-------- Supplied information

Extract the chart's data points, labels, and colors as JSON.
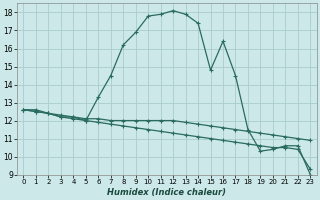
{
  "title": "",
  "xlabel": "Humidex (Indice chaleur)",
  "ylabel": "",
  "background_color": "#cce8e8",
  "grid_color": "#aacccc",
  "line_color": "#2a6b60",
  "xlim": [
    -0.5,
    23.5
  ],
  "ylim": [
    9,
    18.5
  ],
  "xticks": [
    0,
    1,
    2,
    3,
    4,
    5,
    6,
    7,
    8,
    9,
    10,
    11,
    12,
    13,
    14,
    15,
    16,
    17,
    18,
    19,
    20,
    21,
    22,
    23
  ],
  "yticks": [
    9,
    10,
    11,
    12,
    13,
    14,
    15,
    16,
    17,
    18
  ],
  "series": [
    {
      "x": [
        0,
        1,
        2,
        3,
        4,
        5,
        6,
        7,
        8,
        9,
        10,
        11,
        12,
        13,
        14,
        15,
        16,
        17,
        18,
        19,
        20,
        21,
        22,
        23
      ],
      "y": [
        12.6,
        12.6,
        12.4,
        12.2,
        12.2,
        12.0,
        13.3,
        14.5,
        16.2,
        16.9,
        17.8,
        17.9,
        18.1,
        17.9,
        17.4,
        14.8,
        16.4,
        14.5,
        11.5,
        10.3,
        10.4,
        10.6,
        10.6,
        9.0
      ]
    },
    {
      "x": [
        0,
        1,
        2,
        3,
        4,
        5,
        6,
        7,
        8,
        9,
        10,
        11,
        12,
        13,
        14,
        15,
        16,
        17,
        18,
        19,
        20,
        21,
        22,
        23
      ],
      "y": [
        12.6,
        12.5,
        12.4,
        12.3,
        12.2,
        12.1,
        12.1,
        12.0,
        12.0,
        12.0,
        12.0,
        12.0,
        12.0,
        11.9,
        11.8,
        11.7,
        11.6,
        11.5,
        11.4,
        11.3,
        11.2,
        11.1,
        11.0,
        10.9
      ]
    },
    {
      "x": [
        0,
        1,
        2,
        3,
        4,
        5,
        6,
        7,
        8,
        9,
        10,
        11,
        12,
        13,
        14,
        15,
        16,
        17,
        18,
        19,
        20,
        21,
        22,
        23
      ],
      "y": [
        12.6,
        12.5,
        12.4,
        12.2,
        12.1,
        12.0,
        11.9,
        11.8,
        11.7,
        11.6,
        11.5,
        11.4,
        11.3,
        11.2,
        11.1,
        11.0,
        10.9,
        10.8,
        10.7,
        10.6,
        10.5,
        10.5,
        10.4,
        9.3
      ]
    }
  ]
}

----------------

▸ **What to work on**
Reproduce the full listing faithfully, but do not carry over any pictures.

▸ **The reply**
Extract the chart's data points, labels, and colors as JSON.
{
  "title": "",
  "xlabel": "Humidex (Indice chaleur)",
  "ylabel": "",
  "background_color": "#cce8e8",
  "grid_color": "#aacccc",
  "line_color": "#2a6b60",
  "xlim": [
    -0.5,
    23.5
  ],
  "ylim": [
    9,
    18.5
  ],
  "xticks": [
    0,
    1,
    2,
    3,
    4,
    5,
    6,
    7,
    8,
    9,
    10,
    11,
    12,
    13,
    14,
    15,
    16,
    17,
    18,
    19,
    20,
    21,
    22,
    23
  ],
  "yticks": [
    9,
    10,
    11,
    12,
    13,
    14,
    15,
    16,
    17,
    18
  ],
  "series": [
    {
      "x": [
        0,
        1,
        2,
        3,
        4,
        5,
        6,
        7,
        8,
        9,
        10,
        11,
        12,
        13,
        14,
        15,
        16,
        17,
        18,
        19,
        20,
        21,
        22,
        23
      ],
      "y": [
        12.6,
        12.6,
        12.4,
        12.2,
        12.2,
        12.0,
        13.3,
        14.5,
        16.2,
        16.9,
        17.8,
        17.9,
        18.1,
        17.9,
        17.4,
        14.8,
        16.4,
        14.5,
        11.5,
        10.3,
        10.4,
        10.6,
        10.6,
        9.0
      ]
    },
    {
      "x": [
        0,
        1,
        2,
        3,
        4,
        5,
        6,
        7,
        8,
        9,
        10,
        11,
        12,
        13,
        14,
        15,
        16,
        17,
        18,
        19,
        20,
        21,
        22,
        23
      ],
      "y": [
        12.6,
        12.5,
        12.4,
        12.3,
        12.2,
        12.1,
        12.1,
        12.0,
        12.0,
        12.0,
        12.0,
        12.0,
        12.0,
        11.9,
        11.8,
        11.7,
        11.6,
        11.5,
        11.4,
        11.3,
        11.2,
        11.1,
        11.0,
        10.9
      ]
    },
    {
      "x": [
        0,
        1,
        2,
        3,
        4,
        5,
        6,
        7,
        8,
        9,
        10,
        11,
        12,
        13,
        14,
        15,
        16,
        17,
        18,
        19,
        20,
        21,
        22,
        23
      ],
      "y": [
        12.6,
        12.5,
        12.4,
        12.2,
        12.1,
        12.0,
        11.9,
        11.8,
        11.7,
        11.6,
        11.5,
        11.4,
        11.3,
        11.2,
        11.1,
        11.0,
        10.9,
        10.8,
        10.7,
        10.6,
        10.5,
        10.5,
        10.4,
        9.3
      ]
    }
  ]
}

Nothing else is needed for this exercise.